◆ Request
Single out the lines that include the word "description". Copy them.

[Dataset records]

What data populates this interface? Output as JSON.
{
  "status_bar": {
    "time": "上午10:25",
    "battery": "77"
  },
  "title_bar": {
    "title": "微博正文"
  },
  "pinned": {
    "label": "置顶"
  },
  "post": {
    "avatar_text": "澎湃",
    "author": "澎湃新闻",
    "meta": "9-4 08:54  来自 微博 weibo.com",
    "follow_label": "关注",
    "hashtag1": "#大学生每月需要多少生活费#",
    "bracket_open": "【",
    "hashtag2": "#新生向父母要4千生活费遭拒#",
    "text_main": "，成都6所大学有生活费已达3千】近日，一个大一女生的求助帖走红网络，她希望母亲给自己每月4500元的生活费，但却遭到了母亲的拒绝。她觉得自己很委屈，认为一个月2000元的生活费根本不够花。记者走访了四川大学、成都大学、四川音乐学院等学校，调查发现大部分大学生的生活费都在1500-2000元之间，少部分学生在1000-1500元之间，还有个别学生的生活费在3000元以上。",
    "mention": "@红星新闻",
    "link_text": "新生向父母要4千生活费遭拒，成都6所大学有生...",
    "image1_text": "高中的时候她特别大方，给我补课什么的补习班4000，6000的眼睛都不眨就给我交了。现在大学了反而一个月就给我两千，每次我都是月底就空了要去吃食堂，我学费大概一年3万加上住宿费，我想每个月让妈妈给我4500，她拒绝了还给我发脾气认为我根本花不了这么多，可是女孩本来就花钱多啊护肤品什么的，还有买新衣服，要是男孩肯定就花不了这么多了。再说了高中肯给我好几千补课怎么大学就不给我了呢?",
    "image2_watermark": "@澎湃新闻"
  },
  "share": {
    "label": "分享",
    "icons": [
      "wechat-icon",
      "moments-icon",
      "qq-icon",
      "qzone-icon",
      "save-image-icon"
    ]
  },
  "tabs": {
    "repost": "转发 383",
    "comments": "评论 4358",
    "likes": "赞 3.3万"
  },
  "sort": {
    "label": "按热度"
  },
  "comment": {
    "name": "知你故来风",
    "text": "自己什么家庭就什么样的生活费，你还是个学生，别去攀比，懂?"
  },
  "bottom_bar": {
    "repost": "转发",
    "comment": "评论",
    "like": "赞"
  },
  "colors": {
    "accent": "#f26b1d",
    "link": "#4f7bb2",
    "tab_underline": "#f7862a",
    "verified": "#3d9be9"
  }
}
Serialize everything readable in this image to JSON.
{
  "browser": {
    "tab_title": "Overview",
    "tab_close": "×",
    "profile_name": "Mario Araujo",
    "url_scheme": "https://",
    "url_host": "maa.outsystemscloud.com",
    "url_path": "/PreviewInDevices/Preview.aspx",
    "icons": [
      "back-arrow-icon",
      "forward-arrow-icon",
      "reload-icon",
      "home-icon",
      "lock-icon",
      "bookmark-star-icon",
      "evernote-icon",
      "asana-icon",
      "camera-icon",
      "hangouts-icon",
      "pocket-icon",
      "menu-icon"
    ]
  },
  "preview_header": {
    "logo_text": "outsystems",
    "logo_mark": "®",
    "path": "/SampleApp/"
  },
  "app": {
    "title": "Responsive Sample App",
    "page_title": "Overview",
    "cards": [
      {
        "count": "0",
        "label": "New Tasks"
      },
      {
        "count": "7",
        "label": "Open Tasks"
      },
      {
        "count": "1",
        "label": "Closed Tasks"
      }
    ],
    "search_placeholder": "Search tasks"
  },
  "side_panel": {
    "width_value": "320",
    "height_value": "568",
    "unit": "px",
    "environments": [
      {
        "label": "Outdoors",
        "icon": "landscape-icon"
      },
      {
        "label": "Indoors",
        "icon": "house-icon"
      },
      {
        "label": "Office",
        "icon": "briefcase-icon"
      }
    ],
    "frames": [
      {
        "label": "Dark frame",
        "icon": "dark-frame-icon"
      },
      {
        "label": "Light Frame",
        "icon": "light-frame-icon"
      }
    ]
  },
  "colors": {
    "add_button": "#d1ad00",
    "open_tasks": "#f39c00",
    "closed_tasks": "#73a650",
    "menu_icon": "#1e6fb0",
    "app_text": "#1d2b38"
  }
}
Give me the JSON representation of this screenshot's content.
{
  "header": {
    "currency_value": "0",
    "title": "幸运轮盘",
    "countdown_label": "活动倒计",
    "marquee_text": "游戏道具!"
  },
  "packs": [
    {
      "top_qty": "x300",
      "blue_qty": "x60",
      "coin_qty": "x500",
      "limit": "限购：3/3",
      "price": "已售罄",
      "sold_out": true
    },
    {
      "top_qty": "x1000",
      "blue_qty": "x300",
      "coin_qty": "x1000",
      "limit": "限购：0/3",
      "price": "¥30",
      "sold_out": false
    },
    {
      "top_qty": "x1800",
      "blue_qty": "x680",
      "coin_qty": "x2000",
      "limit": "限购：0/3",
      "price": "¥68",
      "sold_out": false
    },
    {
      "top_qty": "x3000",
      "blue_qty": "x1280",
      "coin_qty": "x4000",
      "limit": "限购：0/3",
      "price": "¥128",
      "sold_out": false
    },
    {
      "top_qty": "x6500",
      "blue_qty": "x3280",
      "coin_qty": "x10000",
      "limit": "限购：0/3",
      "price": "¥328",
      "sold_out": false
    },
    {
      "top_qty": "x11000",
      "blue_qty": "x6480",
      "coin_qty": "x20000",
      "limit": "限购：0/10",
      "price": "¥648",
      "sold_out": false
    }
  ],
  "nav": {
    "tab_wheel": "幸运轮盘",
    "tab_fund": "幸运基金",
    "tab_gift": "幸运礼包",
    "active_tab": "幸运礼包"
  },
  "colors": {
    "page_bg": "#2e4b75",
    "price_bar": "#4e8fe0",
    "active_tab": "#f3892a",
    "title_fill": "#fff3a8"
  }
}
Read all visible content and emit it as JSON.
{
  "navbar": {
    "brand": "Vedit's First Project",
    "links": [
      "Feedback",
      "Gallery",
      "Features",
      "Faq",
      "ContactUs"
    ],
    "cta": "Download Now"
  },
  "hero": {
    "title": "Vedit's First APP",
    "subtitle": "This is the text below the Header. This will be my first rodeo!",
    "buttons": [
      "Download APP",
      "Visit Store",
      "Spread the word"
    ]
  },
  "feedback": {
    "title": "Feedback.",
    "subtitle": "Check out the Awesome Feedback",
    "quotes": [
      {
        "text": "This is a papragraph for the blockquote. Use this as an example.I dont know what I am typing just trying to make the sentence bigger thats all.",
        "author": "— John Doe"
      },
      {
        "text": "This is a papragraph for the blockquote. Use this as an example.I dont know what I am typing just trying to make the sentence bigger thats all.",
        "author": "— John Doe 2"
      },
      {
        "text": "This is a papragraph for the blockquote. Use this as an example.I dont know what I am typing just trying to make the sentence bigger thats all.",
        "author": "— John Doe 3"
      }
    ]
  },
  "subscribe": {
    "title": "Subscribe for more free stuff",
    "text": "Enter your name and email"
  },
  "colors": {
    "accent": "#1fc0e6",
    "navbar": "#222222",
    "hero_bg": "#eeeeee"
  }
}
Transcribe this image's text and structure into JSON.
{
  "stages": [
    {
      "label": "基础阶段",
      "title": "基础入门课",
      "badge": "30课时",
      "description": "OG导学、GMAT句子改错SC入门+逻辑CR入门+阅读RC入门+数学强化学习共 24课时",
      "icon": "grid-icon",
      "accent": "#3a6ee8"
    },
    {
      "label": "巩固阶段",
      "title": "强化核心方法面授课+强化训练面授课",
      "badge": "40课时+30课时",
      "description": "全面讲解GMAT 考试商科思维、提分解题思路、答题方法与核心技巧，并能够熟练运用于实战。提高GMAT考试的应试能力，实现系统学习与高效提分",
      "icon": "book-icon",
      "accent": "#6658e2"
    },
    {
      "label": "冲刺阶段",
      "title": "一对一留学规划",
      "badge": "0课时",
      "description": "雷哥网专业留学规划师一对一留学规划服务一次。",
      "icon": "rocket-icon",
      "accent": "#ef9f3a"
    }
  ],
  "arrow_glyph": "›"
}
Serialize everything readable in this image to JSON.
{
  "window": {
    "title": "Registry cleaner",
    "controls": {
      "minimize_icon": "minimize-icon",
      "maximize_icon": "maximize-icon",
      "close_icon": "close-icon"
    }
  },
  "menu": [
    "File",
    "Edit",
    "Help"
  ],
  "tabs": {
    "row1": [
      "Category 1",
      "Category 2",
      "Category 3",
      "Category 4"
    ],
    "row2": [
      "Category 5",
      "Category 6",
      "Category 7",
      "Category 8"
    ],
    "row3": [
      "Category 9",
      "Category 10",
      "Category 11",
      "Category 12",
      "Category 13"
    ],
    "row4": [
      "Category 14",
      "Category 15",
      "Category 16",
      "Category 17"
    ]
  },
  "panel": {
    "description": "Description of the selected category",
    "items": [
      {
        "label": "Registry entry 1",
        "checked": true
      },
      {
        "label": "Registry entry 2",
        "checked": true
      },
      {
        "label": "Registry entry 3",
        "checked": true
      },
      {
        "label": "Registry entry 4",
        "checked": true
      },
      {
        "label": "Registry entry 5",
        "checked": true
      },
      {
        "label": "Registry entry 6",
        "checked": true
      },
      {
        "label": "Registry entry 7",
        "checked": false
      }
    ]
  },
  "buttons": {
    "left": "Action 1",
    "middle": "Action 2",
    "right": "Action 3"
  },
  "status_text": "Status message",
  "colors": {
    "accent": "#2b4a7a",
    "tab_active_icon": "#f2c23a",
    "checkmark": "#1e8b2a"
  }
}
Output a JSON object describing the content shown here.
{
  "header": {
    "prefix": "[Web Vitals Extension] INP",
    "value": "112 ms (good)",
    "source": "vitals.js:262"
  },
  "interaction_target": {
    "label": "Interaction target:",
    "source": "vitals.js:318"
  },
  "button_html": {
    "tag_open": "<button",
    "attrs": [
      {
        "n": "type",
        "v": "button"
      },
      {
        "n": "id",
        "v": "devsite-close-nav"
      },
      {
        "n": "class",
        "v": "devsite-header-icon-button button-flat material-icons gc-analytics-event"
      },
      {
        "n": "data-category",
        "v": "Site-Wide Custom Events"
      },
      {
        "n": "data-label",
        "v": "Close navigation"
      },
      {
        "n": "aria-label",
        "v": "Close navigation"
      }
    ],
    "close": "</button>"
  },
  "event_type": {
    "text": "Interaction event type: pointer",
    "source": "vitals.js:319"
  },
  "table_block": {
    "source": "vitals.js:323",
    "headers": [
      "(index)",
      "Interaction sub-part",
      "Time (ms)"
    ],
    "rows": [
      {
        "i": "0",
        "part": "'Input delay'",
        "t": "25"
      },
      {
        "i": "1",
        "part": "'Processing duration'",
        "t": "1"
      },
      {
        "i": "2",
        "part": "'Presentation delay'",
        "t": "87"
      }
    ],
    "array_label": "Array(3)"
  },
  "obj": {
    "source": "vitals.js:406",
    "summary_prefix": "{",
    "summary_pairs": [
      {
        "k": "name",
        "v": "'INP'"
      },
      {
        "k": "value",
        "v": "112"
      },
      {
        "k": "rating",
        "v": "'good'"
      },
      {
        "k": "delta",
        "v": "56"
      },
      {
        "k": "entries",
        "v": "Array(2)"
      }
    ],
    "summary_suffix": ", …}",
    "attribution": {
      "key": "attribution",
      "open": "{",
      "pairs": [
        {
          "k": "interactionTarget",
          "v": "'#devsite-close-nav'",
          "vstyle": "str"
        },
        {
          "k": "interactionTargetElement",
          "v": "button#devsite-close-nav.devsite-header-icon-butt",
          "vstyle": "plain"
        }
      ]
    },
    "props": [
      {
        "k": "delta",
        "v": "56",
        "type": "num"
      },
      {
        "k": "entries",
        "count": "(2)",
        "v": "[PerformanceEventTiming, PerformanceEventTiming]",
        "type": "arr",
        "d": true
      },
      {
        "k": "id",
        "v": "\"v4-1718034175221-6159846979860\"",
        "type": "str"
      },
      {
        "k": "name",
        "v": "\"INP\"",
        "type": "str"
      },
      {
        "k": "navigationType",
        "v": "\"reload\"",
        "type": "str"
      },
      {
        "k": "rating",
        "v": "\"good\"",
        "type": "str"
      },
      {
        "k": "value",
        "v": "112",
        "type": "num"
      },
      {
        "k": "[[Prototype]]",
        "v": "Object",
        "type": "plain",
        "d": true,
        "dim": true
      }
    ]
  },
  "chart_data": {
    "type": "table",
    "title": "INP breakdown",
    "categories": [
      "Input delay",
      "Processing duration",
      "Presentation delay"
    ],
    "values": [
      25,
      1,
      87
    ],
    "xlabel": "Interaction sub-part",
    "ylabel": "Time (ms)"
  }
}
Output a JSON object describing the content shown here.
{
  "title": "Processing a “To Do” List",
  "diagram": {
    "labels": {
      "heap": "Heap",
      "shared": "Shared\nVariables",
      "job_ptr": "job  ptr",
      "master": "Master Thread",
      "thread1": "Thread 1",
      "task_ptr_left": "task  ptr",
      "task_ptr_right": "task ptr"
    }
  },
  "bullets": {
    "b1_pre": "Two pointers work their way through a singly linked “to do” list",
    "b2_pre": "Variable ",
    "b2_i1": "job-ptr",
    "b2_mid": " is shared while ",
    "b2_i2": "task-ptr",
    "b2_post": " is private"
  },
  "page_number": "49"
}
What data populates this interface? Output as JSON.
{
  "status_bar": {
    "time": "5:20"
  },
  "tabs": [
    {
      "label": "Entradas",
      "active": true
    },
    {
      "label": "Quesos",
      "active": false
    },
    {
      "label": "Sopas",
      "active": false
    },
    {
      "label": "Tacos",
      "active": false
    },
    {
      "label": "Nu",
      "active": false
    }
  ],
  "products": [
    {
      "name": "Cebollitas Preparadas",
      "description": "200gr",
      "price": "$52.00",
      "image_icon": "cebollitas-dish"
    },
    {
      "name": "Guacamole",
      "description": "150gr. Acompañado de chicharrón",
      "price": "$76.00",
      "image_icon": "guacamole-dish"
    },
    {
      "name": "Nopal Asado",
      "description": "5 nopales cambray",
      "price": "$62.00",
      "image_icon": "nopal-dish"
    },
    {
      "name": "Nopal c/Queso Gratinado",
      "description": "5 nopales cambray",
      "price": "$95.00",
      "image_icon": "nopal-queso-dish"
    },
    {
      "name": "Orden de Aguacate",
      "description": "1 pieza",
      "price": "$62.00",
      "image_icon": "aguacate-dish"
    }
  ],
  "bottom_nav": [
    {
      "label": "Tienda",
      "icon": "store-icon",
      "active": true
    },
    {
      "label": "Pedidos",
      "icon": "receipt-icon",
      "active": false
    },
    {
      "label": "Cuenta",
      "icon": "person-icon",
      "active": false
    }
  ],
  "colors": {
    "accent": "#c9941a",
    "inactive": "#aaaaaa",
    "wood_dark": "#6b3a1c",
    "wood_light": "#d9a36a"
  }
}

◆ Exercise solution
      "description": "OG导学、GMAT句子改错SC入门+逻辑CR入门+阅读RC入门+数学强化学习共 24课时",
      "description": "全面讲解GMAT 考试商科思维、提分解题思路、答题方法与核心技巧，并能够熟练运用于实战。提高GMAT考试的应试能力，实现系统学习与高效提分",
      "description": "雷哥网专业留学规划师一对一留学规划服务一次。",
    "description": "Description of the selected category",
      "description": "200gr",
      "description": "150gr. Acompañado de chicharrón",
      "description": "5 nopales cambray",
      "description": "5 nopales cambray",
      "description": "1 pieza",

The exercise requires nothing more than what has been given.